STATED TASK
Every record should be copied exactly, except that pictures are to be omitted.

DATASET RECORDS
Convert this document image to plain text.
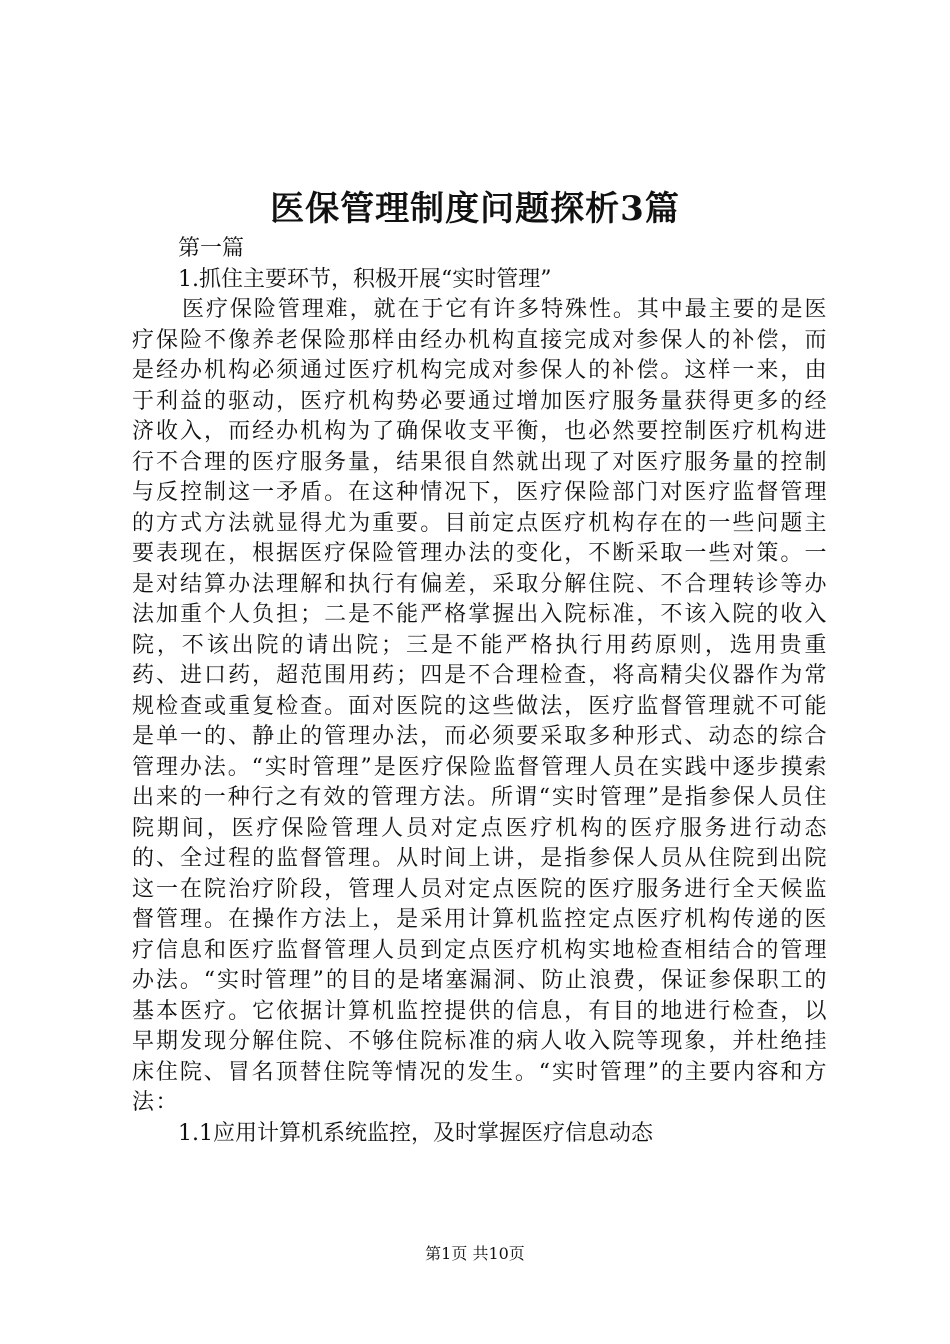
医保管理制度问题探析3篇
第一篇
1.抓住主要环节，积极开展“实时管理”

医疗保险管理难，就在于它有许多特殊性。其中最主要的是医疗保险不像养老保险那样由经办机构直接完成对参保人的补偿，而是经办机构必须通过医疗机构完成对参保人的补偿。这样一来，由于利益的驱动，医疗机构势必要通过增加医疗服务量获得更多的经济收入，而经办机构为了确保收支平衡，也必然要控制医疗机构进行不合理的医疗服务量，结果很自然就出现了对医疗服务量的控制与反控制这一矛盾。在这种情况下，医疗保险部门对医疗监督管理的方式方法就显得尤为重要。目前定点医疗机构存在的一些问题主要表现在，根据医疗保险管理办法的变化，不断采取一些对策。一是对结算办法理解和执行有偏差，采取分解住院、不合理转诊等办法加重个人负担；二是不能严格掌握出入院标准，不该入院的收入院，不该出院的请出院；三是不能严格执行用药原则，选用贵重药、进口药，超范围用药；四是不合理检查，将高精尖仪器作为常规检查或重复检查。面对医院的这些做法，医疗监督管理就不可能是单一的、静止的管理办法，而必须要采取多种形式、动态的综合管理办法。“实时管理”是医疗保险监督管理人员在实践中逐步摸索出来的一种行之有效的管理方法。所谓“实时管理”是指参保人员住院期间，医疗保险管理人员对定点医疗机构的医疗服务进行动态的、全过程的监督管理。从时间上讲，是指参保人员从住院到出院这一在院治疗阶段，管理人员对定点医院的医疗服务进行全天候监督管理。在操作方法上，是采用计算机监控定点医疗机构传递的医疗信息和医疗监督管理人员到定点医疗机构实地检查相结合的管理办法。“实时管理”的目的是堵塞漏洞、防止浪费，保证参保职工的基本医疗。它依据计算机监控提供的信息，有目的地进行检查，以早期发现分解住院、不够住院标准的病人收入院等现象，并杜绝挂床住院、冒名顶替住院等情况的发生。“实时管理”的主要内容和方法：

1.1应用计算机系统监控，及时掌握医疗信息动态
第1页 共10页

SOLUTION BELOW
Convert this document image to plain text.
医保管理制度问题探析3篇
第一篇
1.抓住主要环节，积极开展“实时管理”

医疗保险管理难，就在于它有许多特殊性。其中最主要的是医疗保险不像养老保险那样由经办机构直接完成对参保人的补偿，而是经办机构必须通过医疗机构完成对参保人的补偿。这样一来，由于利益的驱动，医疗机构势必要通过增加医疗服务量获得更多的经济收入，而经办机构为了确保收支平衡，也必然要控制医疗机构进行不合理的医疗服务量，结果很自然就出现了对医疗服务量的控制与反控制这一矛盾。在这种情况下，医疗保险部门对医疗监督管理的方式方法就显得尤为重要。目前定点医疗机构存在的一些问题主要表现在，根据医疗保险管理办法的变化，不断采取一些对策。一是对结算办法理解和执行有偏差，采取分解住院、不合理转诊等办法加重个人负担；二是不能严格掌握出入院标准，不该入院的收入院，不该出院的请出院；三是不能严格执行用药原则，选用贵重药、进口药，超范围用药；四是不合理检查，将高精尖仪器作为常规检查或重复检查。面对医院的这些做法，医疗监督管理就不可能是单一的、静止的管理办法，而必须要采取多种形式、动态的综合管理办法。“实时管理”是医疗保险监督管理人员在实践中逐步摸索出来的一种行之有效的管理方法。所谓“实时管理”是指参保人员住院期间，医疗保险管理人员对定点医疗机构的医疗服务进行动态的、全过程的监督管理。从时间上讲，是指参保人员从住院到出院这一在院治疗阶段，管理人员对定点医院的医疗服务进行全天候监督管理。在操作方法上，是采用计算机监控定点医疗机构传递的医疗信息和医疗监督管理人员到定点医疗机构实地检查相结合的管理办法。“实时管理”的目的是堵塞漏洞、防止浪费，保证参保职工的基本医疗。它依据计算机监控提供的信息，有目的地进行检查，以早期发现分解住院、不够住院标准的病人收入院等现象，并杜绝挂床住院、冒名顶替住院等情况的发生。“实时管理”的主要内容和方法：

1.1应用计算机系统监控，及时掌握医疗信息动态
第1页 共10页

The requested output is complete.